(Dataset listings of figures)
(begin)

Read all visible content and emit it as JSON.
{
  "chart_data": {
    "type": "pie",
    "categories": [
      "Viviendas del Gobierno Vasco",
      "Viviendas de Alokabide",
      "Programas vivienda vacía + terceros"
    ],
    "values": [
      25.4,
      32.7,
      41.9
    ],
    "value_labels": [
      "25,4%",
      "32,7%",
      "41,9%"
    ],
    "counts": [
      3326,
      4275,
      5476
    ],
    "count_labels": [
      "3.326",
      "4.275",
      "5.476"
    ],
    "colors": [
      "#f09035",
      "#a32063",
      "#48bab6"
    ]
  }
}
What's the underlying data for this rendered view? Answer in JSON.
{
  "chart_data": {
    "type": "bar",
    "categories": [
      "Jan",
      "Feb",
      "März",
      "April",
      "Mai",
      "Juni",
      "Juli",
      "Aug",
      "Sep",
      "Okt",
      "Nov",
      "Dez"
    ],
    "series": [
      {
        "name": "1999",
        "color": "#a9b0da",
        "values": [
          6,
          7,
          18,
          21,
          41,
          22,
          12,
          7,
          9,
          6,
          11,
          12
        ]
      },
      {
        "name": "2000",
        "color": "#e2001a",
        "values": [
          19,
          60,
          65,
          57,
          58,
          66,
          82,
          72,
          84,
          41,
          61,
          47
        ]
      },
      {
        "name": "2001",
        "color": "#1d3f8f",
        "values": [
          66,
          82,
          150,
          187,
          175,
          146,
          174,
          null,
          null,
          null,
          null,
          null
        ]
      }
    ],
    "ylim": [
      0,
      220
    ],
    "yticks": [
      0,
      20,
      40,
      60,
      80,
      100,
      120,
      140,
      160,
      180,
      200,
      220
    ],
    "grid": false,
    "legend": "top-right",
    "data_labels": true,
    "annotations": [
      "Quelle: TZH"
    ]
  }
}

(end)

> **WRITTEN PROBLEM**
Set down all of the data above, word for word.

> **SOLUTION BELOW**
Read all visible content and emit it as JSON.
{
  "chart_data": {
    "type": "pie",
    "categories": [
      "Viviendas del Gobierno Vasco",
      "Viviendas de Alokabide",
      "Programas vivienda vacía + terceros"
    ],
    "values": [
      25.4,
      32.7,
      41.9
    ],
    "value_labels": [
      "25,4%",
      "32,7%",
      "41,9%"
    ],
    "counts": [
      3326,
      4275,
      5476
    ],
    "count_labels": [
      "3.326",
      "4.275",
      "5.476"
    ],
    "colors": [
      "#f09035",
      "#a32063",
      "#48bab6"
    ]
  }
}
What's the underlying data for this rendered view? Answer in JSON.
{
  "chart_data": {
    "type": "bar",
    "categories": [
      "Jan",
      "Feb",
      "März",
      "April",
      "Mai",
      "Juni",
      "Juli",
      "Aug",
      "Sep",
      "Okt",
      "Nov",
      "Dez"
    ],
    "series": [
      {
        "name": "1999",
        "color": "#a9b0da",
        "values": [
          6,
          7,
          18,
          21,
          41,
          22,
          12,
          7,
          9,
          6,
          11,
          12
        ]
      },
      {
        "name": "2000",
        "color": "#e2001a",
        "values": [
          19,
          60,
          65,
          57,
          58,
          66,
          82,
          72,
          84,
          41,
          61,
          47
        ]
      },
      {
        "name": "2001",
        "color": "#1d3f8f",
        "values": [
          66,
          82,
          150,
          187,
          175,
          146,
          174,
          null,
          null,
          null,
          null,
          null
        ]
      }
    ],
    "ylim": [
      0,
      220
    ],
    "yticks": [
      0,
      20,
      40,
      60,
      80,
      100,
      120,
      140,
      160,
      180,
      200,
      220
    ],
    "grid": false,
    "legend": "top-right",
    "data_labels": true,
    "annotations": [
      "Quelle: TZH"
    ]
  }
}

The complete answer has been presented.